**Problem requirements:** Go through the entries below and collect each line with the string "label" in it.

Entries with figure data:
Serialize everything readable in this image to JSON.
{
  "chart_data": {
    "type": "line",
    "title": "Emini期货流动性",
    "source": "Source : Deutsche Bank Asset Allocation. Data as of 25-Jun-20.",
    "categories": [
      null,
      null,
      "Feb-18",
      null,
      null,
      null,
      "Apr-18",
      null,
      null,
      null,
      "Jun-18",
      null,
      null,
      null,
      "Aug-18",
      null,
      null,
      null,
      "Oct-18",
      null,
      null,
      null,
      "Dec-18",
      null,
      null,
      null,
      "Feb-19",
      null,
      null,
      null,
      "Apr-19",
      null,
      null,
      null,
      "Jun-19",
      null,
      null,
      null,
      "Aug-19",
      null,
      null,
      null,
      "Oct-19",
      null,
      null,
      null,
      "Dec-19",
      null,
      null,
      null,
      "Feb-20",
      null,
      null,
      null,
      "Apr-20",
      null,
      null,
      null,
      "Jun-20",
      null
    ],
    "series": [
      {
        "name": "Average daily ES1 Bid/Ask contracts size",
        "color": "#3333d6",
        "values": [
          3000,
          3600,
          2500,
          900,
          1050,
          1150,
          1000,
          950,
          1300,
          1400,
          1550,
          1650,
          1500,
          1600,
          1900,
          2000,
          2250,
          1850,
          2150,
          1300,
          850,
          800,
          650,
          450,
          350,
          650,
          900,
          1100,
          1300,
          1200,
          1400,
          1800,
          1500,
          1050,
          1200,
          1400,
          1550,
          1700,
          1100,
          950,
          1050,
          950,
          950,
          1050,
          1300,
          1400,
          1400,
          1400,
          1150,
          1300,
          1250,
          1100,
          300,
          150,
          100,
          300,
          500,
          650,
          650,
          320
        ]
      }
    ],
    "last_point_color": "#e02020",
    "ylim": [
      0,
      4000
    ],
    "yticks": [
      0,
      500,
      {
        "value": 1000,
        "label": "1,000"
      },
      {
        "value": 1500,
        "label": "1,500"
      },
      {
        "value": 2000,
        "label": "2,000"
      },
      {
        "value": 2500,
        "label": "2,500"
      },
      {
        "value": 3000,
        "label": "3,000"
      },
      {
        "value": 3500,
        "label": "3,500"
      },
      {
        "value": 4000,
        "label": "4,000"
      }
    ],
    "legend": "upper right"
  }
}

**Written solution:**
        "label": "1,000"
        "label": "1,500"
        "label": "2,000"
        "label": "2,500"
        "label": "3,000"
        "label": "3,500"
        "label": "4,000"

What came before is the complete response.